> [Work instructions] Your job is to retype all of the data word for word, leaving every image out.

> [Records for this exercise]
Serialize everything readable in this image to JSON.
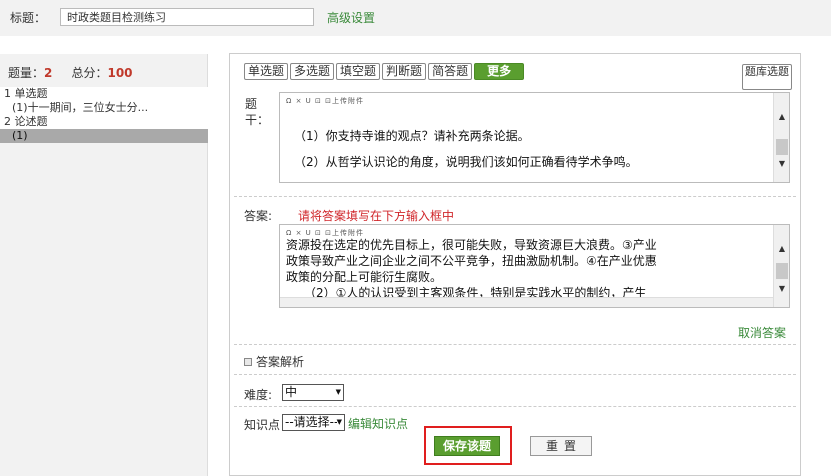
{
  "header": {
    "title_label": "标题：",
    "title_value": "时政类题目检测练习",
    "advanced_link": "高级设置"
  },
  "sidebar": {
    "count_label": "题量：",
    "count_value": "2",
    "score_label": "总分：",
    "score_value": "100",
    "tree": [
      {
        "label": "1 单选题",
        "level": 0
      },
      {
        "label": "(1)十一期间，三位女士分...",
        "level": 1
      },
      {
        "label": "2 论述题",
        "level": 0
      },
      {
        "label": "(1)",
        "level": 1,
        "selected": true
      }
    ]
  },
  "types": {
    "single": "单选题",
    "multi": "多选题",
    "fill": "填空题",
    "judge": "判断题",
    "short": "简答题",
    "more": "更多",
    "bank": "题库选题"
  },
  "stem": {
    "label": "题干：",
    "toolbar": "Ω  ×  U  ⊡  ⊡上传附件",
    "lines": [
      "（1）你支持寺谁的观点？请补充两条论据。",
      "（2）从哲学认识论的角度，说明我们该如何正确看待学术争鸣。"
    ]
  },
  "answer": {
    "label": "答案:",
    "hint": "请将答案填写在下方输入框中",
    "toolbar": "Ω  ×  U  ⊡  ⊡上传附件",
    "lines": [
      "资源投在选定的优先目标上，很可能失败，导致资源巨大浪费。③产业",
      "政策导致产业之间企业之间不公平竞争，扭曲激励机制。④在产业优惠",
      "政策的分配上可能衍生腐败。",
      "　　（2）①人的认识受到主客观条件，特别是实践水平的制约，产生"
    ],
    "cancel": "取消答案"
  },
  "analysis": {
    "label": "答案解析"
  },
  "difficulty": {
    "label": "难度:",
    "value": "中"
  },
  "knowledge": {
    "label": "知识点",
    "value": "--请选择--",
    "edit": "编辑知识点"
  },
  "actions": {
    "save": "保存该题",
    "reset": "重置"
  }
}
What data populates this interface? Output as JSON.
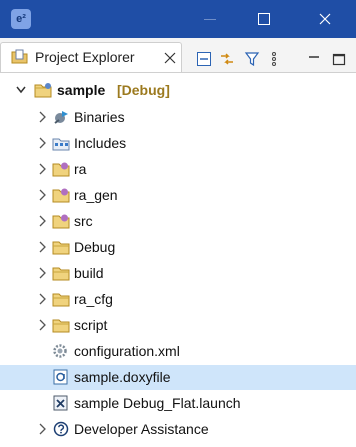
{
  "window": {
    "app_icon_text": "e²"
  },
  "view": {
    "tab_label": "Project Explorer"
  },
  "tree": {
    "project": {
      "name": "sample",
      "decoration": "[Debug]"
    },
    "items": [
      {
        "label": "Binaries"
      },
      {
        "label": "Includes"
      },
      {
        "label": "ra"
      },
      {
        "label": "ra_gen"
      },
      {
        "label": "src"
      },
      {
        "label": "Debug"
      },
      {
        "label": "build"
      },
      {
        "label": "ra_cfg"
      },
      {
        "label": "script"
      },
      {
        "label": "configuration.xml"
      },
      {
        "label": "sample.doxyfile"
      },
      {
        "label": "sample Debug_Flat.launch"
      },
      {
        "label": "Developer Assistance"
      }
    ]
  }
}
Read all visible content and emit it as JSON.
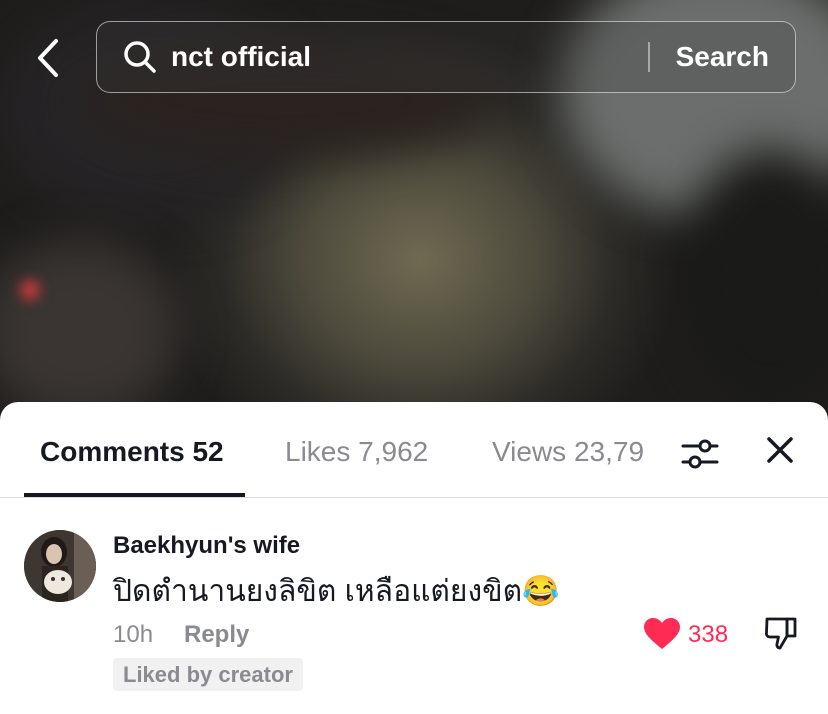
{
  "search": {
    "query": "nct official",
    "button_label": "Search"
  },
  "tabs": [
    {
      "label": "Comments 52"
    },
    {
      "label": "Likes 7,962"
    },
    {
      "label": "Views 23,79"
    }
  ],
  "comment": {
    "username": "Baekhyun's wife",
    "text": "ปิดตำนานยงลิขิต เหลือแต่ยงขิต😂",
    "time": "10h",
    "reply_label": "Reply",
    "like_count": "338",
    "badge": "Liked by creator"
  },
  "icons": {
    "back": "chevron-left-icon",
    "search": "search-icon",
    "filter": "sliders-icon",
    "close": "close-icon",
    "like": "heart-icon",
    "dislike": "thumbs-down-icon"
  },
  "colors": {
    "accent_like": "#fe2c55",
    "text_primary": "#161823",
    "text_secondary": "#8a8b91"
  }
}
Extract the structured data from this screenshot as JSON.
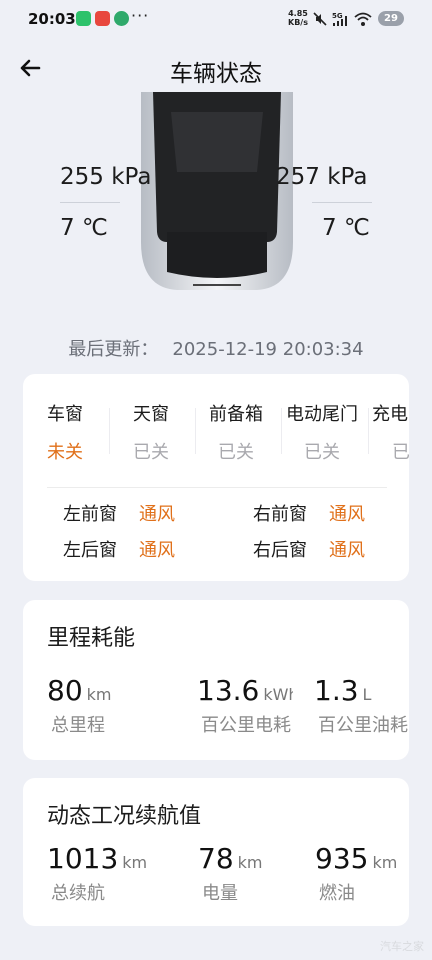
{
  "status_bar": {
    "time": "20:03",
    "net_speed": "4.85",
    "net_speed_unit": "KB/s",
    "battery": "29",
    "app_icons": [
      "chat-app-icon",
      "red-app-icon",
      "mobile-app-icon"
    ],
    "icons": [
      "mute-icon",
      "signal-5g-icon",
      "wifi-icon",
      "battery-icon"
    ]
  },
  "header": {
    "title": "车辆状态"
  },
  "tires": {
    "front_left": {
      "pressure": "255 kPa",
      "temp": "7 ℃"
    },
    "front_right": {
      "pressure": "257 kPa",
      "temp": "7 ℃"
    }
  },
  "updated": {
    "label": "最后更新：",
    "value": "2025-12-19 20:03:34"
  },
  "openings": [
    {
      "name": "车窗",
      "status": "未关",
      "alert": true
    },
    {
      "name": "天窗",
      "status": "已关",
      "alert": false
    },
    {
      "name": "前备箱",
      "status": "已关",
      "alert": false
    },
    {
      "name": "电动尾门",
      "status": "已关",
      "alert": false
    },
    {
      "name": "充电",
      "status": "已",
      "alert": false
    }
  ],
  "windows": {
    "front_left": {
      "label": "左前窗",
      "value": "通风"
    },
    "front_right": {
      "label": "右前窗",
      "value": "通风"
    },
    "rear_left": {
      "label": "左后窗",
      "value": "通风"
    },
    "rear_right": {
      "label": "右后窗",
      "value": "通风"
    }
  },
  "mileage": {
    "title": "里程耗能",
    "items": [
      {
        "value": "80",
        "unit": "km",
        "label": "总里程"
      },
      {
        "value": "13.6",
        "unit": "kWh",
        "label": "百公里电耗"
      },
      {
        "value": "1.3",
        "unit": "L",
        "label": "百公里油耗"
      }
    ]
  },
  "range": {
    "title": "动态工况续航值",
    "items": [
      {
        "value": "1013",
        "unit": "km",
        "label": "总续航"
      },
      {
        "value": "78",
        "unit": "km",
        "label": "电量"
      },
      {
        "value": "935",
        "unit": "km",
        "label": "燃油"
      }
    ]
  },
  "colors": {
    "accent_orange": "#e0701a",
    "background": "#eef0f6",
    "muted": "#8a8a8a"
  },
  "watermark": "汽车之家"
}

> [Reply]
Serialize everything readable in this image to JSON.
{
  "header": {
    "title_label": "标题：",
    "title_value": "时政类题目检测练习",
    "advanced_link": "高级设置"
  },
  "sidebar": {
    "count_label": "题量：",
    "count_value": "2",
    "score_label": "总分：",
    "score_value": "100",
    "tree": [
      {
        "label": "1 单选题",
        "level": 0
      },
      {
        "label": "(1)十一期间，三位女士分...",
        "level": 1
      },
      {
        "label": "2 论述题",
        "level": 0
      },
      {
        "label": "(1)",
        "level": 1,
        "selected": true
      }
    ]
  },
  "types": {
    "single": "单选题",
    "multi": "多选题",
    "fill": "填空题",
    "judge": "判断题",
    "short": "简答题",
    "more": "更多",
    "bank": "题库选题"
  },
  "stem": {
    "label": "题干：",
    "toolbar": "Ω  ×  U  ⊡  ⊡上传附件",
    "lines": [
      "（1）你支持寺谁的观点？请补充两条论据。",
      "（2）从哲学认识论的角度，说明我们该如何正确看待学术争鸣。"
    ]
  },
  "answer": {
    "label": "答案:",
    "hint": "请将答案填写在下方输入框中",
    "toolbar": "Ω  ×  U  ⊡  ⊡上传附件",
    "lines": [
      "资源投在选定的优先目标上，很可能失败，导致资源巨大浪费。③产业",
      "政策导致产业之间企业之间不公平竞争，扭曲激励机制。④在产业优惠",
      "政策的分配上可能衍生腐败。",
      "　　（2）①人的认识受到主客观条件，特别是实践水平的制约，产生"
    ],
    "cancel": "取消答案"
  },
  "analysis": {
    "label": "答案解析"
  },
  "difficulty": {
    "label": "难度:",
    "value": "中"
  },
  "knowledge": {
    "label": "知识点",
    "value": "--请选择--",
    "edit": "编辑知识点"
  },
  "actions": {
    "save": "保存该题",
    "reset": "重置"
  }
}
What data populates this interface? Output as JSON.
{
  "window": {
    "app_icon_text": "e²"
  },
  "view": {
    "tab_label": "Project Explorer"
  },
  "tree": {
    "project": {
      "name": "sample",
      "decoration": "[Debug]"
    },
    "items": [
      {
        "label": "Binaries"
      },
      {
        "label": "Includes"
      },
      {
        "label": "ra"
      },
      {
        "label": "ra_gen"
      },
      {
        "label": "src"
      },
      {
        "label": "Debug"
      },
      {
        "label": "build"
      },
      {
        "label": "ra_cfg"
      },
      {
        "label": "script"
      },
      {
        "label": "configuration.xml"
      },
      {
        "label": "sample.doxyfile"
      },
      {
        "label": "sample Debug_Flat.launch"
      },
      {
        "label": "Developer Assistance"
      }
    ]
  }
}
Read all visible content and emit it as JSON.
{
  "search": {
    "query": "nct official",
    "button_label": "Search"
  },
  "tabs": [
    {
      "label": "Comments 52"
    },
    {
      "label": "Likes 7,962"
    },
    {
      "label": "Views 23,79"
    }
  ],
  "comment": {
    "username": "Baekhyun's wife",
    "text": "ปิดตำนานยงลิขิต เหลือแต่ยงขิต😂",
    "time": "10h",
    "reply_label": "Reply",
    "like_count": "338",
    "badge": "Liked by creator"
  },
  "icons": {
    "back": "chevron-left-icon",
    "search": "search-icon",
    "filter": "sliders-icon",
    "close": "close-icon",
    "like": "heart-icon",
    "dislike": "thumbs-down-icon"
  },
  "colors": {
    "accent_like": "#fe2c55",
    "text_primary": "#161823",
    "text_secondary": "#8a8b91"
  }
}
Extract the structured data from this screenshot as JSON.
{
  "status_bar": {
    "time": "20:03",
    "net_speed": "4.85",
    "net_speed_unit": "KB/s",
    "battery": "29",
    "app_icons": [
      "chat-app-icon",
      "red-app-icon",
      "mobile-app-icon"
    ],
    "icons": [
      "mute-icon",
      "signal-5g-icon",
      "wifi-icon",
      "battery-icon"
    ]
  },
  "header": {
    "title": "车辆状态"
  },
  "tires": {
    "front_left": {
      "pressure": "255 kPa",
      "temp": "7 ℃"
    },
    "front_right": {
      "pressure": "257 kPa",
      "temp": "7 ℃"
    }
  },
  "updated": {
    "label": "最后更新：",
    "value": "2025-12-19 20:03:34"
  },
  "openings": [
    {
      "name": "车窗",
      "status": "未关",
      "alert": true
    },
    {
      "name": "天窗",
      "status": "已关",
      "alert": false
    },
    {
      "name": "前备箱",
      "status": "已关",
      "alert": false
    },
    {
      "name": "电动尾门",
      "status": "已关",
      "alert": false
    },
    {
      "name": "充电",
      "status": "已",
      "alert": false
    }
  ],
  "windows": {
    "front_left": {
      "label": "左前窗",
      "value": "通风"
    },
    "front_right": {
      "label": "右前窗",
      "value": "通风"
    },
    "rear_left": {
      "label": "左后窗",
      "value": "通风"
    },
    "rear_right": {
      "label": "右后窗",
      "value": "通风"
    }
  },
  "mileage": {
    "title": "里程耗能",
    "items": [
      {
        "value": "80",
        "unit": "km",
        "label": "总里程"
      },
      {
        "value": "13.6",
        "unit": "kWh",
        "label": "百公里电耗"
      },
      {
        "value": "1.3",
        "unit": "L",
        "label": "百公里油耗"
      }
    ]
  },
  "range": {
    "title": "动态工况续航值",
    "items": [
      {
        "value": "1013",
        "unit": "km",
        "label": "总续航"
      },
      {
        "value": "78",
        "unit": "km",
        "label": "电量"
      },
      {
        "value": "935",
        "unit": "km",
        "label": "燃油"
      }
    ]
  },
  "colors": {
    "accent_orange": "#e0701a",
    "background": "#eef0f6",
    "muted": "#8a8a8a"
  },
  "watermark": "汽车之家"
}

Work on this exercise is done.